··· GIVEN RECORDS

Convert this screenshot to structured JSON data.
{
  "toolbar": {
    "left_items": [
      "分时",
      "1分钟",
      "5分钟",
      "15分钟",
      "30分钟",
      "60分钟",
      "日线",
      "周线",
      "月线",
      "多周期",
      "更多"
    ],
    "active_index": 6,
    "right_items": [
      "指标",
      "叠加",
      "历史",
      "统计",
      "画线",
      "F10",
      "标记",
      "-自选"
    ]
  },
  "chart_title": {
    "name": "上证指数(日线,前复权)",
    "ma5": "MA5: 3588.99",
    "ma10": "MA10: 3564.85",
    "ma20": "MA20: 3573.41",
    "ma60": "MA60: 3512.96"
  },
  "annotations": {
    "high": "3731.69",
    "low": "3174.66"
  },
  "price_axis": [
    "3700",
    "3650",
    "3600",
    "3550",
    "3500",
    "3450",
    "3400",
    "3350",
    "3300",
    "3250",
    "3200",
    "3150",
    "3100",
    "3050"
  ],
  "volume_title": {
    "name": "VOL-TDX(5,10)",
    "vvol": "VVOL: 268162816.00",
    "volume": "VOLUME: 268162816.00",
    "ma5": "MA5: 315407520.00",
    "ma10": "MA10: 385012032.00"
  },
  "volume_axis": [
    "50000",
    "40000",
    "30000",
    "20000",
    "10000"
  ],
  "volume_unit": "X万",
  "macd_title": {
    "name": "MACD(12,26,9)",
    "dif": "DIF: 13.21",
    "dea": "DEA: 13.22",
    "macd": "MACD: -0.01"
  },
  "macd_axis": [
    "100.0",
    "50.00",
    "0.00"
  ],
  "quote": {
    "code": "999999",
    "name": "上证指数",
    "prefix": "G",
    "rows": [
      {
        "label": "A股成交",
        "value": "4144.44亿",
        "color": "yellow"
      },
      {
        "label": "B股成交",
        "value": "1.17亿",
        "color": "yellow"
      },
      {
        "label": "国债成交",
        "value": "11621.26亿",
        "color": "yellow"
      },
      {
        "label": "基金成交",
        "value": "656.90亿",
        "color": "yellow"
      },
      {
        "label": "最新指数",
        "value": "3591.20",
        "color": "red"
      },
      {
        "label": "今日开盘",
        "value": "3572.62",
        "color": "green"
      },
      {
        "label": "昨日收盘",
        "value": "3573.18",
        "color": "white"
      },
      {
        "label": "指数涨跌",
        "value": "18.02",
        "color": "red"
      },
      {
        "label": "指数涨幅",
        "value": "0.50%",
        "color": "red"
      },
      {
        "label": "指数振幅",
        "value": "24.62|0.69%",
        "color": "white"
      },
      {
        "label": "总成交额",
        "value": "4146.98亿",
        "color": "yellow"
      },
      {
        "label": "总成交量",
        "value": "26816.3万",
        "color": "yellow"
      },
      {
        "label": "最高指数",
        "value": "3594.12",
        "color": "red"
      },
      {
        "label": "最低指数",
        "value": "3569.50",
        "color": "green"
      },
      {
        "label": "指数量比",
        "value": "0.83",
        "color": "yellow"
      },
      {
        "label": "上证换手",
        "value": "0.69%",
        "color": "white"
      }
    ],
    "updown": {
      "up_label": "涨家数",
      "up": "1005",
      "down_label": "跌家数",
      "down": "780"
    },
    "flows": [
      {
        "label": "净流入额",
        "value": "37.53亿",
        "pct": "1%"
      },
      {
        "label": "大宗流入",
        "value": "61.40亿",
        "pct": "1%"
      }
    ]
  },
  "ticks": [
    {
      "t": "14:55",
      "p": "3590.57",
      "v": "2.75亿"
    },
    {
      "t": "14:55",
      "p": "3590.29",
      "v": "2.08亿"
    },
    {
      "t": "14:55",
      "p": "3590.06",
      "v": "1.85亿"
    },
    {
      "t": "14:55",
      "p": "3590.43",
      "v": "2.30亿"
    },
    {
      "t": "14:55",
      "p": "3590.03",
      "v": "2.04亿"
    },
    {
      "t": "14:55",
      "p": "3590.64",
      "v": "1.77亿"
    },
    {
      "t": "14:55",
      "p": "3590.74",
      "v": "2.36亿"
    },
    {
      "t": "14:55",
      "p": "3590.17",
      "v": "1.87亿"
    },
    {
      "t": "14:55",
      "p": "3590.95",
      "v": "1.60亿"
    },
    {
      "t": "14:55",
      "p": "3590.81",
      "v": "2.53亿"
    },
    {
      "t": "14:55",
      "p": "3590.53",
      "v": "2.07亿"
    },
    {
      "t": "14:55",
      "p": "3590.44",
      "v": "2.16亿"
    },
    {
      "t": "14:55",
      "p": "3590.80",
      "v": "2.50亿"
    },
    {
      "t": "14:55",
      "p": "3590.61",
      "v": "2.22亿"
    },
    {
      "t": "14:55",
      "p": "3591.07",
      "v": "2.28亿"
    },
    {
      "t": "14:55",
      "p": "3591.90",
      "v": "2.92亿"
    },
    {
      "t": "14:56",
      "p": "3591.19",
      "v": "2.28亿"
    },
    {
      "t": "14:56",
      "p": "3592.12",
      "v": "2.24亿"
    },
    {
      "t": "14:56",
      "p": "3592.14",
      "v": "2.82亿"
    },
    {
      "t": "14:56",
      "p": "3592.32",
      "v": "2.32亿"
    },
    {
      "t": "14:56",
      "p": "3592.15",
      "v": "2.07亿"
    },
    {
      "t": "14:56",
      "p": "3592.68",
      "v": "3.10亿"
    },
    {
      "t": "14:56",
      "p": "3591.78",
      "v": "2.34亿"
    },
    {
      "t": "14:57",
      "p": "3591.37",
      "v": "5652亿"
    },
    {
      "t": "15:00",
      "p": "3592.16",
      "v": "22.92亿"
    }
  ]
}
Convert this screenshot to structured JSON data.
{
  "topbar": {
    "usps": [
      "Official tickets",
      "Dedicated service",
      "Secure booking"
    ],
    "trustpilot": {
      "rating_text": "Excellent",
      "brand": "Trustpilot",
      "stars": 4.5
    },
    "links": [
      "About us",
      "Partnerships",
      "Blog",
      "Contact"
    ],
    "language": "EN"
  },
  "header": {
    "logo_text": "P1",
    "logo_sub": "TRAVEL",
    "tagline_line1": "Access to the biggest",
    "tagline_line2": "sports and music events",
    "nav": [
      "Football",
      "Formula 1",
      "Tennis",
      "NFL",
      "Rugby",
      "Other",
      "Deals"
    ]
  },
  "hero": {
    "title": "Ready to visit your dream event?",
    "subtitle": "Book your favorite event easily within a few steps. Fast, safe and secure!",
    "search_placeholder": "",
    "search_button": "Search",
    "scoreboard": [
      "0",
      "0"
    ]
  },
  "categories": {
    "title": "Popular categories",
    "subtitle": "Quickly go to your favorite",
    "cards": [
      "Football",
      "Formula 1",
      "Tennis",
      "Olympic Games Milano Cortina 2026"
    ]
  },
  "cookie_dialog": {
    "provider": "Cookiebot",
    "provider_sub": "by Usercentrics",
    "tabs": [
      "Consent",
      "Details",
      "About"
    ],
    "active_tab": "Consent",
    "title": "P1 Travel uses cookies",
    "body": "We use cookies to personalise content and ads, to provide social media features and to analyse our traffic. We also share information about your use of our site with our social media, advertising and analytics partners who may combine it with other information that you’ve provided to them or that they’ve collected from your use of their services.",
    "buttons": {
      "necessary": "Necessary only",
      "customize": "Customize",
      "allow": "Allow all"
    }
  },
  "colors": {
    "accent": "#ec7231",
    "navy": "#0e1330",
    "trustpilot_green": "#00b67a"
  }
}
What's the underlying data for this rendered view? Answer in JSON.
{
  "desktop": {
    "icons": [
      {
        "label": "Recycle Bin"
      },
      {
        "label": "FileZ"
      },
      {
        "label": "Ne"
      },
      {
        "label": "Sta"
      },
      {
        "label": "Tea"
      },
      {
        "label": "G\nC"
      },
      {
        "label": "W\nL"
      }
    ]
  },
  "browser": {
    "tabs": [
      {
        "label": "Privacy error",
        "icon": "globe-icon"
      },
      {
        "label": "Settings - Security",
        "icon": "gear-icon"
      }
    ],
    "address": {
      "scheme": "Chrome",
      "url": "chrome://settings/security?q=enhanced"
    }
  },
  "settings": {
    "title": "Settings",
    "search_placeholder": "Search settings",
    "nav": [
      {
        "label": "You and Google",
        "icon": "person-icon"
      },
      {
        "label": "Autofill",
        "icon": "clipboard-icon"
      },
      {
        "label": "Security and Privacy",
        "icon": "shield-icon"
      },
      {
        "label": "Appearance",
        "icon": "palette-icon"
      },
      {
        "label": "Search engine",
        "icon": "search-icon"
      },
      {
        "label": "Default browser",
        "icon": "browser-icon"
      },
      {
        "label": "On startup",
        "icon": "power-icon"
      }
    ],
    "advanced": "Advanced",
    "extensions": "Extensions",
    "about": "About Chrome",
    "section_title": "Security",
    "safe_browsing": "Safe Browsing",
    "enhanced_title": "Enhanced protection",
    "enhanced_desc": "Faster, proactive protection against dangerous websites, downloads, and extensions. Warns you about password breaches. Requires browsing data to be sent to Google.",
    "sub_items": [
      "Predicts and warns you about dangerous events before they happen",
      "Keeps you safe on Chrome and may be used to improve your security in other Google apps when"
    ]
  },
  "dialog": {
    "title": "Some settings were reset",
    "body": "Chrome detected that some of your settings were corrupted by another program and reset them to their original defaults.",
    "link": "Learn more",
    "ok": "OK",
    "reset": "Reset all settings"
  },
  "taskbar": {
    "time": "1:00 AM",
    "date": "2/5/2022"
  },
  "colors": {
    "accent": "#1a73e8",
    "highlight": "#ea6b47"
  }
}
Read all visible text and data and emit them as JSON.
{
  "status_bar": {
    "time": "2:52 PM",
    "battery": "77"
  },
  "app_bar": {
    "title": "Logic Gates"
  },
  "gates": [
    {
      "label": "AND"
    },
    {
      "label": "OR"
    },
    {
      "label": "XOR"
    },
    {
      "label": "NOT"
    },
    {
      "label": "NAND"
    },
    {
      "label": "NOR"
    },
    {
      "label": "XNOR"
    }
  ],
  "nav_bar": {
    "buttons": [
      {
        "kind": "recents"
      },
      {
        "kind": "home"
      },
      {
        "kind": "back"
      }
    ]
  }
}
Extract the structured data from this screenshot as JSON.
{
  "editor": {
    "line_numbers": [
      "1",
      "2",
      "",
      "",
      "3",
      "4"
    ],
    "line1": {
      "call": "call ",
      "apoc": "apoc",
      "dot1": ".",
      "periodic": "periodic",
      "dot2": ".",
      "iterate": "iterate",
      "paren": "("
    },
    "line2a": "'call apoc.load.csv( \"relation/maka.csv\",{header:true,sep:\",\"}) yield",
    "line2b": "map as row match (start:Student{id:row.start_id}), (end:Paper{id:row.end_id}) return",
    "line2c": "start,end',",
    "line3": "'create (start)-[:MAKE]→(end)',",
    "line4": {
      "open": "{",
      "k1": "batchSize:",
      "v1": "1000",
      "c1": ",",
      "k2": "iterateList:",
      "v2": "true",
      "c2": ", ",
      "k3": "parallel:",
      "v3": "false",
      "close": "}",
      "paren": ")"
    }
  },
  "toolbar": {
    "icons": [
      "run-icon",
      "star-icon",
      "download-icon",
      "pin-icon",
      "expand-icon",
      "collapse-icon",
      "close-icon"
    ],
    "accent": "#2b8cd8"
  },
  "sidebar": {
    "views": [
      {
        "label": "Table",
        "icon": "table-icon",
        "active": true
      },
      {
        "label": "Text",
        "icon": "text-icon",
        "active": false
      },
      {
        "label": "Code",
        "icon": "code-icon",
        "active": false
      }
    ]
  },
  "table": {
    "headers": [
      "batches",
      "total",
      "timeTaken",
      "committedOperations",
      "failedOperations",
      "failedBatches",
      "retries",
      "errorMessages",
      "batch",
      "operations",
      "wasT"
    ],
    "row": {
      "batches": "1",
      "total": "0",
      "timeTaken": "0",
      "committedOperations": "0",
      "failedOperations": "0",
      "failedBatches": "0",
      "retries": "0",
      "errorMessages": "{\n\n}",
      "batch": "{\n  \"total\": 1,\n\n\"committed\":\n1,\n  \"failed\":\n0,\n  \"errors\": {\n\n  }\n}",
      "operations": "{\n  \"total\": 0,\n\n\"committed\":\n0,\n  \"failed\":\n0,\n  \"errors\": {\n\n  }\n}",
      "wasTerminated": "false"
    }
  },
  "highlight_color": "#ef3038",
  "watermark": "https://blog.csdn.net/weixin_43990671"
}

······

_WORK REQUIRED_. Pull out each line holding the string "events".

_ANSWER IN FULL_.
    "tagline_line2": "sports and music events",
      "Predicts and warns you about dangerous events before they happen",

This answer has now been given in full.